Data entries

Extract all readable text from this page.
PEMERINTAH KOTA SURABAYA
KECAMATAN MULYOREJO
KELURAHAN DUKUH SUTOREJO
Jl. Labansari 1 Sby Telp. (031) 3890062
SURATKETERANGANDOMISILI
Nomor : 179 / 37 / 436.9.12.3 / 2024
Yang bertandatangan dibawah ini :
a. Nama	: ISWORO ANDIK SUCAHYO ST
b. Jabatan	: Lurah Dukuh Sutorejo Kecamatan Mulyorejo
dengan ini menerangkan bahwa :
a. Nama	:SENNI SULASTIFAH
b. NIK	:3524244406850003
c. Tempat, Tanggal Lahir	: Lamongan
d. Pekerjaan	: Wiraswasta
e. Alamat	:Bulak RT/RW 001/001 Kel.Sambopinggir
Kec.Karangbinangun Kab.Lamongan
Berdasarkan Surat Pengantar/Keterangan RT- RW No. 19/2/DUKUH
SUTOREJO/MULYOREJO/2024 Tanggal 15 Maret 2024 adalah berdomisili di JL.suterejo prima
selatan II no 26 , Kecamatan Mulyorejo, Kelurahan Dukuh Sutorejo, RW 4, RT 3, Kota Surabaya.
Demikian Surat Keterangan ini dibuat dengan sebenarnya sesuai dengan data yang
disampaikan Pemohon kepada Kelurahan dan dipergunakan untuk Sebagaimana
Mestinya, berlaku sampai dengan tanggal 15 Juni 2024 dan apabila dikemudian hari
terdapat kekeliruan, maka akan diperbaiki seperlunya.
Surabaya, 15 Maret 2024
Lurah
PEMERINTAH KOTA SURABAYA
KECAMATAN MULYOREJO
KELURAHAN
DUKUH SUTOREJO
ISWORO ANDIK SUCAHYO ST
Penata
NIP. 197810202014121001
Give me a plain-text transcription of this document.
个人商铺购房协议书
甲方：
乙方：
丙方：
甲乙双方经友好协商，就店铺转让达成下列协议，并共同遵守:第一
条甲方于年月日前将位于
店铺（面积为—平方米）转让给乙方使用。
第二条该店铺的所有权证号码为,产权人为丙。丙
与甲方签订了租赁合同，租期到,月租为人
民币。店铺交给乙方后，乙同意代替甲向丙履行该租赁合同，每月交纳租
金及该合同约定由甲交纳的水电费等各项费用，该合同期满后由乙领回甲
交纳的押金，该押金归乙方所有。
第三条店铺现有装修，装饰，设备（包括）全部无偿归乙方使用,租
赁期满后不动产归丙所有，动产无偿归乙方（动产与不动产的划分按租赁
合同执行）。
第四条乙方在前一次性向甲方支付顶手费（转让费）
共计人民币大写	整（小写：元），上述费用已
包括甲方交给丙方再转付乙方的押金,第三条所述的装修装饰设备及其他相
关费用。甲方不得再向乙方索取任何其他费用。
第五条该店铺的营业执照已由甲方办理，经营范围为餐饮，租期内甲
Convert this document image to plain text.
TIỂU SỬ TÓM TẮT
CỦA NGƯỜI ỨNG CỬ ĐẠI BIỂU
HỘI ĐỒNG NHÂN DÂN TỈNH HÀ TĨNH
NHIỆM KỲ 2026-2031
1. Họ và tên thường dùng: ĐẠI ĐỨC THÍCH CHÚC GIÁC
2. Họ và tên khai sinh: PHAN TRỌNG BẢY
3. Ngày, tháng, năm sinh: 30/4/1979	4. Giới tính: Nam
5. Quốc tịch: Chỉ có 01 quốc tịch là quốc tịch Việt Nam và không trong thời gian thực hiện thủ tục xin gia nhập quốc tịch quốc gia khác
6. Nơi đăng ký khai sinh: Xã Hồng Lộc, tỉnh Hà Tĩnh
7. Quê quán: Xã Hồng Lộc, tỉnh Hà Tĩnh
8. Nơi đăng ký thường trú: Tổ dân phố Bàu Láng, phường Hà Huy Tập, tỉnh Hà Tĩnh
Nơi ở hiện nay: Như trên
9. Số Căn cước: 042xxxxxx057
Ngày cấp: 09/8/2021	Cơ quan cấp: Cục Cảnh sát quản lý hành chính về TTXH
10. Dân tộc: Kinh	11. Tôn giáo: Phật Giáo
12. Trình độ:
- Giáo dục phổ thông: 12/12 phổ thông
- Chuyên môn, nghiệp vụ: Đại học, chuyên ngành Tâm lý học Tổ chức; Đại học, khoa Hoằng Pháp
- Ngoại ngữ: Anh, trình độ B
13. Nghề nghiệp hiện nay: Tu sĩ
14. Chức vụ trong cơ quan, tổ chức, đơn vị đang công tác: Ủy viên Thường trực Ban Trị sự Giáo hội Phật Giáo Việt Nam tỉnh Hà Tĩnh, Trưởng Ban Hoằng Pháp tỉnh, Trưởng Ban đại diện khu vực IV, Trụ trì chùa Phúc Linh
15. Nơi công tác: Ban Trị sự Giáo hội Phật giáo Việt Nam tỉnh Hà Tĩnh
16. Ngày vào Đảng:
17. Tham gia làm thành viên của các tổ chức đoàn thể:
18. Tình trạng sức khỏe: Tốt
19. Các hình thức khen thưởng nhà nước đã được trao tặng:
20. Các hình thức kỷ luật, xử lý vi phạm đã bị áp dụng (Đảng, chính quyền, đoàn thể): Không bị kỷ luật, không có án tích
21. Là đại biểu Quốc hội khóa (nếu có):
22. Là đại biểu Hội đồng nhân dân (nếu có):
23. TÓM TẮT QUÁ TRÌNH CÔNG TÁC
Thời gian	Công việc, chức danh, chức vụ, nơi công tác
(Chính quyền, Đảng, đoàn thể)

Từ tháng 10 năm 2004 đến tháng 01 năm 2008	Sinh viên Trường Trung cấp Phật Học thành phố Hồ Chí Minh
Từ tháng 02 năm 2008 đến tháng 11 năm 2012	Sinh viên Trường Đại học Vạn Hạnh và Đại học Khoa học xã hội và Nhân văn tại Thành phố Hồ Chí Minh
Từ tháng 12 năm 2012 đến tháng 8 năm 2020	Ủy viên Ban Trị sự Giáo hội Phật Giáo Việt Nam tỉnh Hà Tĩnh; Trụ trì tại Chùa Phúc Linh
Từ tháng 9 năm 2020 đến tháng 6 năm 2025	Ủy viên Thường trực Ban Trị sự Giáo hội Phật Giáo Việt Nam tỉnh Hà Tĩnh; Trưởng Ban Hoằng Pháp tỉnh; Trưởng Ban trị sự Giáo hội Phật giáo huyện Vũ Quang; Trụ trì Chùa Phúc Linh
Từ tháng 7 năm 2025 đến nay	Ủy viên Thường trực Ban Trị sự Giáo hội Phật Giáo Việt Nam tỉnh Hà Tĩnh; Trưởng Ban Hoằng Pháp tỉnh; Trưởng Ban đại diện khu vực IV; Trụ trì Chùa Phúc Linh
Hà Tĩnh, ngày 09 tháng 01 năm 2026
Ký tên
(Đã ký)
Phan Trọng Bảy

__INSTRUCTION__
Every entry in the listing must be retyped exactly.

__RESULT OF THE EXERCISE__
Extract all readable text from this page.
PEMERINTAH KOTA SURABAYA
KECAMATAN MULYOREJO
KELURAHAN DUKUH SUTOREJO
Jl. Labansari 1 Sby Telp. (031) 3890062
SURATKETERANGANDOMISILI
Nomor : 179 / 37 / 436.9.12.3 / 2024
Yang bertandatangan dibawah ini :
a. Nama	: ISWORO ANDIK SUCAHYO ST
b. Jabatan	: Lurah Dukuh Sutorejo Kecamatan Mulyorejo
dengan ini menerangkan bahwa :
a. Nama	:SENNI SULASTIFAH
b. NIK	:3524244406850003
c. Tempat, Tanggal Lahir	: Lamongan
d. Pekerjaan	: Wiraswasta
e. Alamat	:Bulak RT/RW 001/001 Kel.Sambopinggir
Kec.Karangbinangun Kab.Lamongan
Berdasarkan Surat Pengantar/Keterangan RT- RW No. 19/2/DUKUH
SUTOREJO/MULYOREJO/2024 Tanggal 15 Maret 2024 adalah berdomisili di JL.suterejo prima
selatan II no 26 , Kecamatan Mulyorejo, Kelurahan Dukuh Sutorejo, RW 4, RT 3, Kota Surabaya.
Demikian Surat Keterangan ini dibuat dengan sebenarnya sesuai dengan data yang
disampaikan Pemohon kepada Kelurahan dan dipergunakan untuk Sebagaimana
Mestinya, berlaku sampai dengan tanggal 15 Juni 2024 dan apabila dikemudian hari
terdapat kekeliruan, maka akan diperbaiki seperlunya.
Surabaya, 15 Maret 2024
Lurah
PEMERINTAH KOTA SURABAYA
KECAMATAN MULYOREJO
KELURAHAN
DUKUH SUTOREJO
ISWORO ANDIK SUCAHYO ST
Penata
NIP. 197810202014121001
Give me a plain-text transcription of this document.
个人商铺购房协议书
甲方：
乙方：
丙方：
甲乙双方经友好协商，就店铺转让达成下列协议，并共同遵守:第一
条甲方于年月日前将位于
店铺（面积为—平方米）转让给乙方使用。
第二条该店铺的所有权证号码为,产权人为丙。丙
与甲方签订了租赁合同，租期到,月租为人
民币。店铺交给乙方后，乙同意代替甲向丙履行该租赁合同，每月交纳租
金及该合同约定由甲交纳的水电费等各项费用，该合同期满后由乙领回甲
交纳的押金，该押金归乙方所有。
第三条店铺现有装修，装饰，设备（包括）全部无偿归乙方使用,租
赁期满后不动产归丙所有，动产无偿归乙方（动产与不动产的划分按租赁
合同执行）。
第四条乙方在前一次性向甲方支付顶手费（转让费）
共计人民币大写	整（小写：元），上述费用已
包括甲方交给丙方再转付乙方的押金,第三条所述的装修装饰设备及其他相
关费用。甲方不得再向乙方索取任何其他费用。
第五条该店铺的营业执照已由甲方办理，经营范围为餐饮，租期内甲
Convert this document image to plain text.
TIỂU SỬ TÓM TẮT
CỦA NGƯỜI ỨNG CỬ ĐẠI BIỂU
HỘI ĐỒNG NHÂN DÂN TỈNH HÀ TĨNH
NHIỆM KỲ 2026-2031
1. Họ và tên thường dùng: ĐẠI ĐỨC THÍCH CHÚC GIÁC
2. Họ và tên khai sinh: PHAN TRỌNG BẢY
3. Ngày, tháng, năm sinh: 30/4/1979	4. Giới tính: Nam
5. Quốc tịch: Chỉ có 01 quốc tịch là quốc tịch Việt Nam và không trong thời gian thực hiện thủ tục xin gia nhập quốc tịch quốc gia khác
6. Nơi đăng ký khai sinh: Xã Hồng Lộc, tỉnh Hà Tĩnh
7. Quê quán: Xã Hồng Lộc, tỉnh Hà Tĩnh
8. Nơi đăng ký thường trú: Tổ dân phố Bàu Láng, phường Hà Huy Tập, tỉnh Hà Tĩnh
Nơi ở hiện nay: Như trên
9. Số Căn cước: 042xxxxxx057
Ngày cấp: 09/8/2021	Cơ quan cấp: Cục Cảnh sát quản lý hành chính về TTXH
10. Dân tộc: Kinh	11. Tôn giáo: Phật Giáo
12. Trình độ:
- Giáo dục phổ thông: 12/12 phổ thông
- Chuyên môn, nghiệp vụ: Đại học, chuyên ngành Tâm lý học Tổ chức; Đại học, khoa Hoằng Pháp
- Ngoại ngữ: Anh, trình độ B
13. Nghề nghiệp hiện nay: Tu sĩ
14. Chức vụ trong cơ quan, tổ chức, đơn vị đang công tác: Ủy viên Thường trực Ban Trị sự Giáo hội Phật Giáo Việt Nam tỉnh Hà Tĩnh, Trưởng Ban Hoằng Pháp tỉnh, Trưởng Ban đại diện khu vực IV, Trụ trì chùa Phúc Linh
15. Nơi công tác: Ban Trị sự Giáo hội Phật giáo Việt Nam tỉnh Hà Tĩnh
16. Ngày vào Đảng:
17. Tham gia làm thành viên của các tổ chức đoàn thể:
18. Tình trạng sức khỏe: Tốt
19. Các hình thức khen thưởng nhà nước đã được trao tặng:
20. Các hình thức kỷ luật, xử lý vi phạm đã bị áp dụng (Đảng, chính quyền, đoàn thể): Không bị kỷ luật, không có án tích
21. Là đại biểu Quốc hội khóa (nếu có):
22. Là đại biểu Hội đồng nhân dân (nếu có):
23. TÓM TẮT QUÁ TRÌNH CÔNG TÁC
Thời gian	Công việc, chức danh, chức vụ, nơi công tác
(Chính quyền, Đảng, đoàn thể)

Từ tháng 10 năm 2004 đến tháng 01 năm 2008	Sinh viên Trường Trung cấp Phật Học thành phố Hồ Chí Minh
Từ tháng 02 năm 2008 đến tháng 11 năm 2012	Sinh viên Trường Đại học Vạn Hạnh và Đại học Khoa học xã hội và Nhân văn tại Thành phố Hồ Chí Minh
Từ tháng 12 năm 2012 đến tháng 8 năm 2020	Ủy viên Ban Trị sự Giáo hội Phật Giáo Việt Nam tỉnh Hà Tĩnh; Trụ trì tại Chùa Phúc Linh
Từ tháng 9 năm 2020 đến tháng 6 năm 2025	Ủy viên Thường trực Ban Trị sự Giáo hội Phật Giáo Việt Nam tỉnh Hà Tĩnh; Trưởng Ban Hoằng Pháp tỉnh; Trưởng Ban trị sự Giáo hội Phật giáo huyện Vũ Quang; Trụ trì Chùa Phúc Linh
Từ tháng 7 năm 2025 đến nay	Ủy viên Thường trực Ban Trị sự Giáo hội Phật Giáo Việt Nam tỉnh Hà Tĩnh; Trưởng Ban Hoằng Pháp tỉnh; Trưởng Ban đại diện khu vực IV; Trụ trì Chùa Phúc Linh
Hà Tĩnh, ngày 09 tháng 01 năm 2026
Ký tên
(Đã ký)
Phan Trọng Bảy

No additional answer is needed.